Source records:

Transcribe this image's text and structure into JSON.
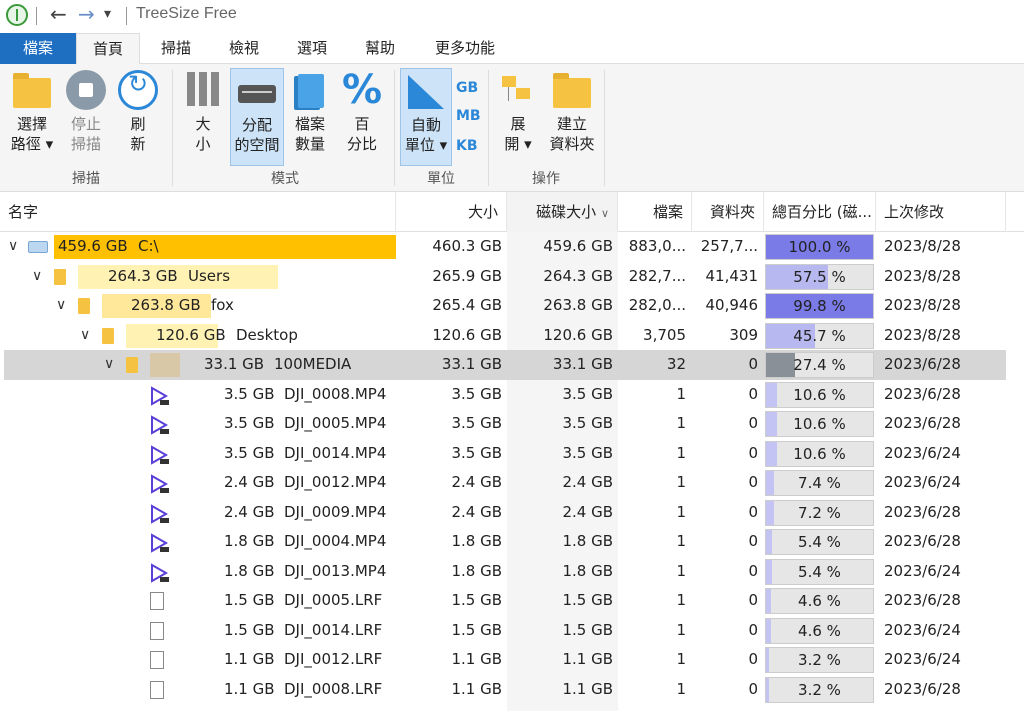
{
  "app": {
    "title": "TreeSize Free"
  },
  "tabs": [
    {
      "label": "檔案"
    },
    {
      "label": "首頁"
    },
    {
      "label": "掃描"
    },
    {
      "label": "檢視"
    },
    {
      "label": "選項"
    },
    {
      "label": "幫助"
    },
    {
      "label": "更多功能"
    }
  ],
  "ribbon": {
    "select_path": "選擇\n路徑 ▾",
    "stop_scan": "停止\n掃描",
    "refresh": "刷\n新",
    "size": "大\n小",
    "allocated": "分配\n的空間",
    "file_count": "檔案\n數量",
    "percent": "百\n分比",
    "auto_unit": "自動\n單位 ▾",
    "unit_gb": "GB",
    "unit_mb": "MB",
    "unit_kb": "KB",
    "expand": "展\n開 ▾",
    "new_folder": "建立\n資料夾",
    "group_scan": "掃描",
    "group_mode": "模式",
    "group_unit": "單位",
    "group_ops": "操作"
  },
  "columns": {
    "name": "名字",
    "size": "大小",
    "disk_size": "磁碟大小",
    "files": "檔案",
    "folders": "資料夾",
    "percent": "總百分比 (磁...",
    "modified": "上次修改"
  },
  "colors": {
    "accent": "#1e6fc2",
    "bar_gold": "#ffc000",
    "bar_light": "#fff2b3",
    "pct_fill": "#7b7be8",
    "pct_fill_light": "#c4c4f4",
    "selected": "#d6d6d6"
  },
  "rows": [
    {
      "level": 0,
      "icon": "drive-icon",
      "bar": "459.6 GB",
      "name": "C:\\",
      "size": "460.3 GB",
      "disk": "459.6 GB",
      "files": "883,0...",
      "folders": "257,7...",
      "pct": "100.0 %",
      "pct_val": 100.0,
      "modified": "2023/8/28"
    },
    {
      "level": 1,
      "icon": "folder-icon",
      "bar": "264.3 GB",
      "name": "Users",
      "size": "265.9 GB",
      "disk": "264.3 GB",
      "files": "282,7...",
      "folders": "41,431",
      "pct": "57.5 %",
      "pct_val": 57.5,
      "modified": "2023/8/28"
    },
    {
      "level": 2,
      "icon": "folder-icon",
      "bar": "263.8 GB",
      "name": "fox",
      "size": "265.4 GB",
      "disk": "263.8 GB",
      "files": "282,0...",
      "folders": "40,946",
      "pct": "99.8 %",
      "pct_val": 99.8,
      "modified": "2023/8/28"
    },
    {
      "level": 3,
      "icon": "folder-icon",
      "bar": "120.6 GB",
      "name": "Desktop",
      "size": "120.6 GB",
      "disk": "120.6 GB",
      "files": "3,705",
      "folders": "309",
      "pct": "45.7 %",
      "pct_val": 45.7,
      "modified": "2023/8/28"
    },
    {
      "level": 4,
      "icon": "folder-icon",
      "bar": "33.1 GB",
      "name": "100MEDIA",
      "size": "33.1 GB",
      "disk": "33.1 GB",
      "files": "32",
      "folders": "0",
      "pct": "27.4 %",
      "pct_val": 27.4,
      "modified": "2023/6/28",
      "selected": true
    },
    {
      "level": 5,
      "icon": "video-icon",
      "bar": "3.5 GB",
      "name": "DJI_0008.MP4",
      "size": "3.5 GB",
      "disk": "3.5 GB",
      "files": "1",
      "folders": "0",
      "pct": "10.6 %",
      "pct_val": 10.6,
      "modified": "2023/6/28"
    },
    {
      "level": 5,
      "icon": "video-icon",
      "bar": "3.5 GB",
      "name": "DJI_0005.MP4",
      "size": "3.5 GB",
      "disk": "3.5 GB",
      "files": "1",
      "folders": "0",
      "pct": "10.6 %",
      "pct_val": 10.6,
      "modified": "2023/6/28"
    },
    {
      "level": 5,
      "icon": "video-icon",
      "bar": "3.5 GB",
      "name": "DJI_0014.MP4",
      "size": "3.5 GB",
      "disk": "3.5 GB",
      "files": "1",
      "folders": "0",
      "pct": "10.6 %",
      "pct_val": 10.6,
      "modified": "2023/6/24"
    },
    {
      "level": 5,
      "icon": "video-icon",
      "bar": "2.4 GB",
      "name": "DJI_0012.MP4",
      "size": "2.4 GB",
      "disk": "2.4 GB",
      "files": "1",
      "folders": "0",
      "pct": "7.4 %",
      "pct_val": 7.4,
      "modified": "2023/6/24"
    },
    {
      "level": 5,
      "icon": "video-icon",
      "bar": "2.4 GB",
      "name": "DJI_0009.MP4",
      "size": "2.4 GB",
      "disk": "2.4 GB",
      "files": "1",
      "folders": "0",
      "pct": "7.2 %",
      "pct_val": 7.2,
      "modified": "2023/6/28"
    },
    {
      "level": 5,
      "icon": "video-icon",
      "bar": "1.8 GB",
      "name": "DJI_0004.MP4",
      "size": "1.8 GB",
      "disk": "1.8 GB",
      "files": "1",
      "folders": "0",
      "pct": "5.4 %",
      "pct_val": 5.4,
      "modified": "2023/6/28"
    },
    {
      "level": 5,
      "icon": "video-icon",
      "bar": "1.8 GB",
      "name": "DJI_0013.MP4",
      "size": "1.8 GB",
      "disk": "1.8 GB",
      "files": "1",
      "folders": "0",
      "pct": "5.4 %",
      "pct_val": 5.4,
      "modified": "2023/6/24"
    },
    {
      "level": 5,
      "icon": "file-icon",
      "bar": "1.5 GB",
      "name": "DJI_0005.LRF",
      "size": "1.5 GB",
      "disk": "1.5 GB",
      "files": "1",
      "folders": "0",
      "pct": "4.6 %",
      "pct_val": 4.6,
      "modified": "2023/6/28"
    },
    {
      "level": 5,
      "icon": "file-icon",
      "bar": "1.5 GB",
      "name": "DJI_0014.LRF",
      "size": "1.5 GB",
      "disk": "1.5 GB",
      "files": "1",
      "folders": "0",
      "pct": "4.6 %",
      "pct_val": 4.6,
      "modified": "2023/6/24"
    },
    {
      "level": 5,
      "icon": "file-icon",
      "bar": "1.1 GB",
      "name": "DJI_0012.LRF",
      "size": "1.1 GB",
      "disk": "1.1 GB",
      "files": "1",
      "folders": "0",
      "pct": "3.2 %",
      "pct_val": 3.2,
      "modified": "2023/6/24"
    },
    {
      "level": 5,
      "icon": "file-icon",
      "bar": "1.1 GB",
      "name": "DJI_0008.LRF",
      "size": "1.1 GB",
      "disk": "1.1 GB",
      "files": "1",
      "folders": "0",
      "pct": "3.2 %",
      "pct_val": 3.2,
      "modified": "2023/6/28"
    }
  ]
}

==

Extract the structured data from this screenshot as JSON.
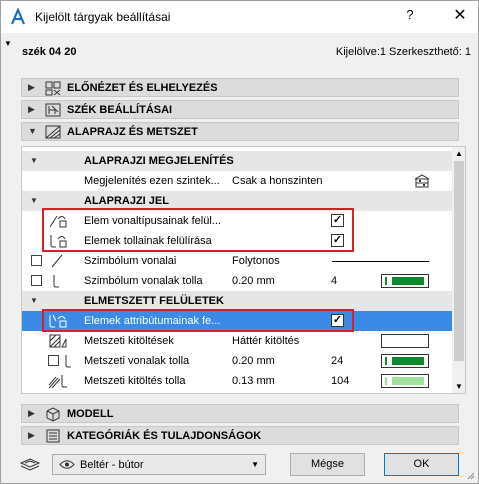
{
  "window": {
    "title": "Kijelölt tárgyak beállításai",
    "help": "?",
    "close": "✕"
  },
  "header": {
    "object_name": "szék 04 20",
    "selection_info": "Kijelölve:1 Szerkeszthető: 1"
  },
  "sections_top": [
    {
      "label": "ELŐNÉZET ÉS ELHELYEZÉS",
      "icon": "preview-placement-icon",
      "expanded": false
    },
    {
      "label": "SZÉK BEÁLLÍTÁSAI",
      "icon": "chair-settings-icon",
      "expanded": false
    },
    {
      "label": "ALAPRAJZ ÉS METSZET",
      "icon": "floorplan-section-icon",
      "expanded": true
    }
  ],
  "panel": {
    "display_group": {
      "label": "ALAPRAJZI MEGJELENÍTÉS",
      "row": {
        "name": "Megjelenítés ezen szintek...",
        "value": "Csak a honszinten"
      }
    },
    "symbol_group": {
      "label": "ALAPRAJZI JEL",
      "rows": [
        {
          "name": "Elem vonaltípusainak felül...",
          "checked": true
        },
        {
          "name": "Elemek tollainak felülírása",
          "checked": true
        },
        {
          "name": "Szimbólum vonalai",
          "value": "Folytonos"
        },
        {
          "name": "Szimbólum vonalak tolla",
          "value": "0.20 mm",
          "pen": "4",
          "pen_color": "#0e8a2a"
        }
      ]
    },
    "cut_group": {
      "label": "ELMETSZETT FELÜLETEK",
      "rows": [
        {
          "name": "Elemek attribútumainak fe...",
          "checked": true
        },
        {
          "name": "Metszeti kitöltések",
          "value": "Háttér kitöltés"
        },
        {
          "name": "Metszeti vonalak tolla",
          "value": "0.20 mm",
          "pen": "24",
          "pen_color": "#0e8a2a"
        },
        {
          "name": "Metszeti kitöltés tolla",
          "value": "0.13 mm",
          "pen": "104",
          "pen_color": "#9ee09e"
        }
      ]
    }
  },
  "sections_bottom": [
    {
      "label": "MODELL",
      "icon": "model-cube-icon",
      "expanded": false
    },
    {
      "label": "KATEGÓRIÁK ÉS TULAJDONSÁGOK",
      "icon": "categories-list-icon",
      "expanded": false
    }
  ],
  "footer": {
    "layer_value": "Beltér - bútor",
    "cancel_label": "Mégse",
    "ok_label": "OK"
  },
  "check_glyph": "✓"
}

= What you are asked to do =
Work out how many lines of the material above contain the word "this", then give only that figure.

= Solved problem =
2